PostSharp 2.1 in Continuous Deployment

by Gael Fraiteur on 16 Mar 2012

With all the good reasons mentioned by Ayende, we decided to officially switch PostSharp 2.1 to a continuous deployment process. We are abandoning the distinction between “milestone releases” and “hotfixes”. Since today, you will know always download the latest revision from the principal download page, as well as on NuGet.

Ayende’s article came at a time when we were frustrated with our release cycle. Although we released dozens of hotfixes, the front-page download was still the initial 2.1 RTM release because we constantly deferred the SP1. Clearly, the majority of people were not downloading the best-quality release, and were therefore hitting bugs that have already been solved for a long time. Not the best user experience!

Technically, the difference is quite small. PostSharp’s build and test processes have always been automated. It takes about 50 minutes to build and test all components. Uploading to our download manager is very easy too – copy the build output to a network share and execute a script that synchronizes with Amazon S3. Therefore, the time-to-market of a bug fix has always been very short – a couple of hours, typically. The fact that deployment is now integrated with the build script does not really change this fact.

* [DATA LISTING]
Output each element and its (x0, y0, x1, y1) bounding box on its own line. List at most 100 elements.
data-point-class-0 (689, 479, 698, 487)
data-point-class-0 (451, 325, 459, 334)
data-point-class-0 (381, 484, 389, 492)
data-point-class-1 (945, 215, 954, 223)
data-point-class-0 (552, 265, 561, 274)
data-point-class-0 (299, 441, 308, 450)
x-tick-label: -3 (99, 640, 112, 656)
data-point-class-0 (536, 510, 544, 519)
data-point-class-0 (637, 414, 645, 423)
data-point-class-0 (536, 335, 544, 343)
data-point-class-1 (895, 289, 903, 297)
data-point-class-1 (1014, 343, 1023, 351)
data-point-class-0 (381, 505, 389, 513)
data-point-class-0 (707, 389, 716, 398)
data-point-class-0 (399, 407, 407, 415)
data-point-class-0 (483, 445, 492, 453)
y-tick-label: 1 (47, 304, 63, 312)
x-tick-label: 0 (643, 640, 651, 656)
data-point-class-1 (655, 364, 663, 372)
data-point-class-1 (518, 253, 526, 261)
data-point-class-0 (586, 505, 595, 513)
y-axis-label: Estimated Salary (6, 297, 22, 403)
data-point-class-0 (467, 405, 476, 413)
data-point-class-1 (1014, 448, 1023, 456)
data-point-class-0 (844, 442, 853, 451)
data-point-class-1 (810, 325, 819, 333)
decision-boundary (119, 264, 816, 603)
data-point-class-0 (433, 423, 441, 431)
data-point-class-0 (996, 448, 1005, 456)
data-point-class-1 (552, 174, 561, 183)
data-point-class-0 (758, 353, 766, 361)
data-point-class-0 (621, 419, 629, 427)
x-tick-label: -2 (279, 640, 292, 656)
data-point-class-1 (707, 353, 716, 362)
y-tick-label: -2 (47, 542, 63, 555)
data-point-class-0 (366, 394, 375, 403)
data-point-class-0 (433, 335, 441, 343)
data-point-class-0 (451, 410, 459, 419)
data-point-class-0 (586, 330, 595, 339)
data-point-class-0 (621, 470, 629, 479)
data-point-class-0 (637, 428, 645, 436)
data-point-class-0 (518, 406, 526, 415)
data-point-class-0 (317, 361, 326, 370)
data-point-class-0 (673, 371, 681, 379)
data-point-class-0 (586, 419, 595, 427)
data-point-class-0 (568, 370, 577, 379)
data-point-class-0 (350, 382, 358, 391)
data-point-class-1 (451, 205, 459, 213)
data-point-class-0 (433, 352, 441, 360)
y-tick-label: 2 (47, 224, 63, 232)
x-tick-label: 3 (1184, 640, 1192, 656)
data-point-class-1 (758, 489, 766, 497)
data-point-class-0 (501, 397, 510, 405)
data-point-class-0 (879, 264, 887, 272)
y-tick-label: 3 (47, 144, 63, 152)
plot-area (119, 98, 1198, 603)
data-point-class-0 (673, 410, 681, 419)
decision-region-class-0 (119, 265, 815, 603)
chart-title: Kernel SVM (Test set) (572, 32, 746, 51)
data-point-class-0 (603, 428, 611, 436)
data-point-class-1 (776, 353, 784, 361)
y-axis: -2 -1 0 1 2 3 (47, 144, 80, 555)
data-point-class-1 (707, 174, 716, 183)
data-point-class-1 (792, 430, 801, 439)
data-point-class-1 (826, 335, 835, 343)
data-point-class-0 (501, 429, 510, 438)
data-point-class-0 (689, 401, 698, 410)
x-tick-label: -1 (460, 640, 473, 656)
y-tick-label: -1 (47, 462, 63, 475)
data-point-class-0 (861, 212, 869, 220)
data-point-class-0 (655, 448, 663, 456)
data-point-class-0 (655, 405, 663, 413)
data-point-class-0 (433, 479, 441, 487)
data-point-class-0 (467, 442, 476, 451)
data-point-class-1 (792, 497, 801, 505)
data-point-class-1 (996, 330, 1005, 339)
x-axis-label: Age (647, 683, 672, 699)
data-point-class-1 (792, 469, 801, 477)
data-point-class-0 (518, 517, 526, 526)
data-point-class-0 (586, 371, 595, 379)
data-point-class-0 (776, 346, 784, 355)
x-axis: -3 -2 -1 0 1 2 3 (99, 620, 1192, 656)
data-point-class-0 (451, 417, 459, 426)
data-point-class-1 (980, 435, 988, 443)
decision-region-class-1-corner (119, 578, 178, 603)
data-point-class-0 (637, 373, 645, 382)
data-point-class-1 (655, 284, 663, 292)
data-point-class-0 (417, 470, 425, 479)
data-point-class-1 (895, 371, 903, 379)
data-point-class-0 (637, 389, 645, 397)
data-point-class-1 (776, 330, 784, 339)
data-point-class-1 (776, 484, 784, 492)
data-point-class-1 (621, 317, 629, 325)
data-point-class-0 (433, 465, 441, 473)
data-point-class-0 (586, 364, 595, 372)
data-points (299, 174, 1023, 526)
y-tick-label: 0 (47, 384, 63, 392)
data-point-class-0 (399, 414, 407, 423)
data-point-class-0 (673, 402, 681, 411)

* [EXERCISE TASKS]
a) Echo a passage from the PostSharp 2.1 post word for word. Begin at the words "by Gael Fraiteur" and stop after "as on NuGet.".
b) Carry on the post about moving PostSharp 2.1 to continuous deployment, picking up after its last sentence.

* [OUTPUTS FOR THE TASKS]
a)
by Gael Fraiteur on 16 Mar 2012

With all the good reasons mentioned by Ayende, we decided to officially switch PostSharp 2.1 to a continuous deployment process. We are abandoning the distinction between “milestone releases” and “hotfixes”. Since today, you will know always download the latest revision from the principal download page, as well as on NuGet.

b)
Thus, the most significant difference is that we will actually publish hotfixes as front-page downloads.

Unlike “hotfixes”, “milestone releases” got additional manual testing on virtual machines, where the later got only automated testing. Installation tests are still not automated, so there’s a slight chance to get a regression in a front-page release. We bet that these defects will be infrequent and quickly detected by the community.

Bottom line: we bet that the overall quality will be higher by switching to continuous development.

Happy PostSharping, now with a fresh version!